WHAT YOU HAVE TO DO: Take every line that has the string "time" and copy it out.

SOURCE DATA:

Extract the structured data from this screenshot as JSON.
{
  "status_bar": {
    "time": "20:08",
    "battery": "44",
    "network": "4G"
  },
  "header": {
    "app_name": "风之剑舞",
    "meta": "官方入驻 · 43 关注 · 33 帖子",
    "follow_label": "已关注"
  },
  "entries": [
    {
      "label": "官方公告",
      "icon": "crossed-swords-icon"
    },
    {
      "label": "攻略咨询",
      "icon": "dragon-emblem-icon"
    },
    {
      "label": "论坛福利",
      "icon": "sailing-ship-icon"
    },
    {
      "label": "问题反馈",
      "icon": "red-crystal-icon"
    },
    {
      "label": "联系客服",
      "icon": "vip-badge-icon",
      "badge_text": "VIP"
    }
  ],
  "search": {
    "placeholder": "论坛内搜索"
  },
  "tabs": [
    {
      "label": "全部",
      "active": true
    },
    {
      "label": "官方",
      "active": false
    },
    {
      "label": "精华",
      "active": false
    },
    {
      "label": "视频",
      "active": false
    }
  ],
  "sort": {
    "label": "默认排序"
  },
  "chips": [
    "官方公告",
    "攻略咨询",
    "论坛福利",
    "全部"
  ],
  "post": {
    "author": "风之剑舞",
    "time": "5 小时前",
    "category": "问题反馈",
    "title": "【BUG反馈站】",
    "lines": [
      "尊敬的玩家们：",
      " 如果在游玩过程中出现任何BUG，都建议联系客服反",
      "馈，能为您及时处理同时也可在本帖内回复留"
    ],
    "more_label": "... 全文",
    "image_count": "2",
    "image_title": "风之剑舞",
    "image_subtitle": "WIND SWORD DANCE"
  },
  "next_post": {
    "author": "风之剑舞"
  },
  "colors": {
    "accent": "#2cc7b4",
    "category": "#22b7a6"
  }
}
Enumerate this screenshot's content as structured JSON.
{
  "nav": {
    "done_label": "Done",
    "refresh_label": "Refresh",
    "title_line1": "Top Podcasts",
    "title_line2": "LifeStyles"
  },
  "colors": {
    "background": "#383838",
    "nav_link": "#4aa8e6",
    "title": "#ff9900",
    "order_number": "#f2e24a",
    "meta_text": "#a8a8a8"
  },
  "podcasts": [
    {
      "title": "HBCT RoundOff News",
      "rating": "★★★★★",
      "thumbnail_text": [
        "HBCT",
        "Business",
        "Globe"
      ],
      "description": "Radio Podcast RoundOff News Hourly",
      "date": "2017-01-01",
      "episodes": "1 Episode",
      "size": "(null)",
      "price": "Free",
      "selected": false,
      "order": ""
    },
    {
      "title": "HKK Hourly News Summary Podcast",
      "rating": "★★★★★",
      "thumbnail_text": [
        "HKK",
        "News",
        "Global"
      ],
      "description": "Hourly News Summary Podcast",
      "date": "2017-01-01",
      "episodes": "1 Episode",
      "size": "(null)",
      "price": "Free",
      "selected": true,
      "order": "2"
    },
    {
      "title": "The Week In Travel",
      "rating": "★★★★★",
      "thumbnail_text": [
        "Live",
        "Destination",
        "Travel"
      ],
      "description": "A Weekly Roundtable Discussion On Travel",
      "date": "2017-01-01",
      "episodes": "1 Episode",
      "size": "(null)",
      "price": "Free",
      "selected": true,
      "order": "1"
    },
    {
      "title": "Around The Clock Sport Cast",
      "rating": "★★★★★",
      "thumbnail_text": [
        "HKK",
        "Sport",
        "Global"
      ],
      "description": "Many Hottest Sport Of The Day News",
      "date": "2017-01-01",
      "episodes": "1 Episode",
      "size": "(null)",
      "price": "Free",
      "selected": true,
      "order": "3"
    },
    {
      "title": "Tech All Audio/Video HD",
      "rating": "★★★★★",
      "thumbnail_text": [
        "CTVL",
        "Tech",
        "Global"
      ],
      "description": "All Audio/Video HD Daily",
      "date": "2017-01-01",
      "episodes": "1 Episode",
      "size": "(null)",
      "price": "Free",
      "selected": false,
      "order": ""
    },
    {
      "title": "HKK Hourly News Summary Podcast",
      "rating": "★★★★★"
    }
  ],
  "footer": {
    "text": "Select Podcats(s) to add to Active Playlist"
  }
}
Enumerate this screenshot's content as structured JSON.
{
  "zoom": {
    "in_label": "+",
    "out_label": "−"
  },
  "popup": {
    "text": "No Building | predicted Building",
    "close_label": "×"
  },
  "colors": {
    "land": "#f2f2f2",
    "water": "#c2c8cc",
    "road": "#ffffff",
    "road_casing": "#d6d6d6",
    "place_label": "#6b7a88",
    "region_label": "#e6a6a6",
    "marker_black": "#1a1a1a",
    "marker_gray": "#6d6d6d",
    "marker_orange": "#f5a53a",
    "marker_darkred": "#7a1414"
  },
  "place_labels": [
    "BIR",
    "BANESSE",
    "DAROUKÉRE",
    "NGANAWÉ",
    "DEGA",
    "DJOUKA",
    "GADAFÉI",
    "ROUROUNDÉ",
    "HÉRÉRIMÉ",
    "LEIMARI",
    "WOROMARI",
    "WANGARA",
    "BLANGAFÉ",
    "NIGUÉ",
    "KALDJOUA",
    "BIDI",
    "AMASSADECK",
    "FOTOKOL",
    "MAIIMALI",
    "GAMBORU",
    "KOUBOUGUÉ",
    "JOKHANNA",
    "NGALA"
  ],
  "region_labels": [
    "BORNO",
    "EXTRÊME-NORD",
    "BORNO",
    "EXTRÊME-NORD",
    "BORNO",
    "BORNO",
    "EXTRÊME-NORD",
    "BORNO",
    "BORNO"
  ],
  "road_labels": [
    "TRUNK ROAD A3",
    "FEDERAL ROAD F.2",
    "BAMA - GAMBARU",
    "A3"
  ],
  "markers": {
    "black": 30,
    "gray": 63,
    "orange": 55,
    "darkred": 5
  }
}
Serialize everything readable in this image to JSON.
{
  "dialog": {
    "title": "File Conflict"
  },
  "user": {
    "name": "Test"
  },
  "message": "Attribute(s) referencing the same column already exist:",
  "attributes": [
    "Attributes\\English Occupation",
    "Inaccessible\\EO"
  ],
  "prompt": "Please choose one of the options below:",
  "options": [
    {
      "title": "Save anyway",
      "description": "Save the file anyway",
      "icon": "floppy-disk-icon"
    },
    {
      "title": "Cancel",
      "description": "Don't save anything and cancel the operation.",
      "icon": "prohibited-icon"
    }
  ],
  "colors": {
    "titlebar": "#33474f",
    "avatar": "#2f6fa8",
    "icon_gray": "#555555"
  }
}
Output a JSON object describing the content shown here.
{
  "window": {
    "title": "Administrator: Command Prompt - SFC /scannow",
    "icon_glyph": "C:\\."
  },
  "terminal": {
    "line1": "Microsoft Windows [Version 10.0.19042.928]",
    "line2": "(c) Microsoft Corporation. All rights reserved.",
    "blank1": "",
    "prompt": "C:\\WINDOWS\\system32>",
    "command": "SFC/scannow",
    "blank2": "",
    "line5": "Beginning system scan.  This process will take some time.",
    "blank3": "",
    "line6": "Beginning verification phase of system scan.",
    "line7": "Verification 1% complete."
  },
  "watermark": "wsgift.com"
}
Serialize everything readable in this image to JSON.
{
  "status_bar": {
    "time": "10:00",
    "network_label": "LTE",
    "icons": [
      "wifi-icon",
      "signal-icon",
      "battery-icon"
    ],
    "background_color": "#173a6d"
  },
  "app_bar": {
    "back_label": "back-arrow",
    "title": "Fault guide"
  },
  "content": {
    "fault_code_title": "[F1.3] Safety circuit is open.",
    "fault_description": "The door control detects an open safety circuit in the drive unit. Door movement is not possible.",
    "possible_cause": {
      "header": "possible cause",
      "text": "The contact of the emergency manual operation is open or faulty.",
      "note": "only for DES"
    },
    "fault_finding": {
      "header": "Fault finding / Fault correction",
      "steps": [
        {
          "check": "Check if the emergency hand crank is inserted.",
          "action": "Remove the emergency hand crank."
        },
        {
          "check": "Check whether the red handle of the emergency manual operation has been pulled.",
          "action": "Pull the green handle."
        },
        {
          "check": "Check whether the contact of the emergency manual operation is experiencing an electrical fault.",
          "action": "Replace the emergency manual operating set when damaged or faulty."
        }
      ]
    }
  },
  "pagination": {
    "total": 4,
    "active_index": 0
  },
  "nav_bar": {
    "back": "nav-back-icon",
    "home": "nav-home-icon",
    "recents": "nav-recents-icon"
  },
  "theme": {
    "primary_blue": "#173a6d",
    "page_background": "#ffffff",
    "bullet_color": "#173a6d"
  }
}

FULL OUTPUT:
    "time": "20:08",
    "time": "5 小时前",
    "line5": "Beginning system scan.  This process will take some time.",
    "time": "10:00",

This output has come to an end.